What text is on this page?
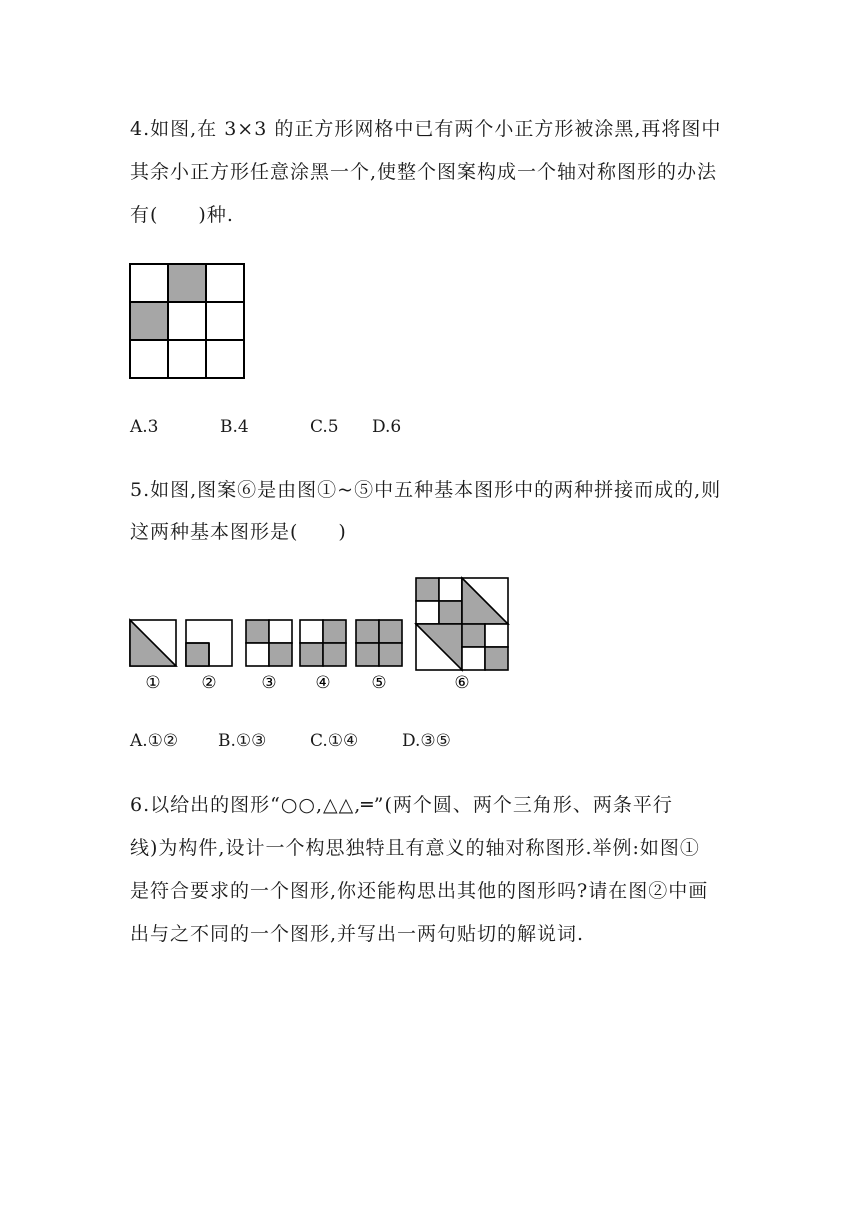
4.如图,在 3×3 的正方形网格中已有两个小正方形被涂黑,再将图中
其余小正方形任意涂黑一个,使整个图案构成一个轴对称图形的办法
有(　　)种.
A.3	B.4	C.5 D.6
5.如图,图案⑥是由图①~⑤中五种基本图形中的两种拼接而成的,则
这两种基本图形是(　　)
① ②	③ ④ ⑤	⑥
A.①② B.①③	C.①④	D.③⑤
6.以给出的图形“○○,△△,═”(两个圆、两个三角形、两条平行
线)为构件,设计一个构思独特且有意义的轴对称图形.举例:如图①
是符合要求的一个图形,你还能构思出其他的图形吗?请在图②中画
出与之不同的一个图形,并写出一两句贴切的解说词.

^^^^

▶ [What is needed]
Reproduce the records, all of them, word for word; omit the pictures.

▶ [Output]
What text is on this page?
4.如图,在 3×3 的正方形网格中已有两个小正方形被涂黑,再将图中
其余小正方形任意涂黑一个,使整个图案构成一个轴对称图形的办法
有(　　)种.
A.3	B.4	C.5 D.6
5.如图,图案⑥是由图①~⑤中五种基本图形中的两种拼接而成的,则
这两种基本图形是(　　)
① ②	③ ④ ⑤	⑥
A.①② B.①③	C.①④	D.③⑤
6.以给出的图形“○○,△△,═”(两个圆、两个三角形、两条平行
线)为构件,设计一个构思独特且有意义的轴对称图形.举例:如图①
是符合要求的一个图形,你还能构思出其他的图形吗?请在图②中画
出与之不同的一个图形,并写出一两句贴切的解说词.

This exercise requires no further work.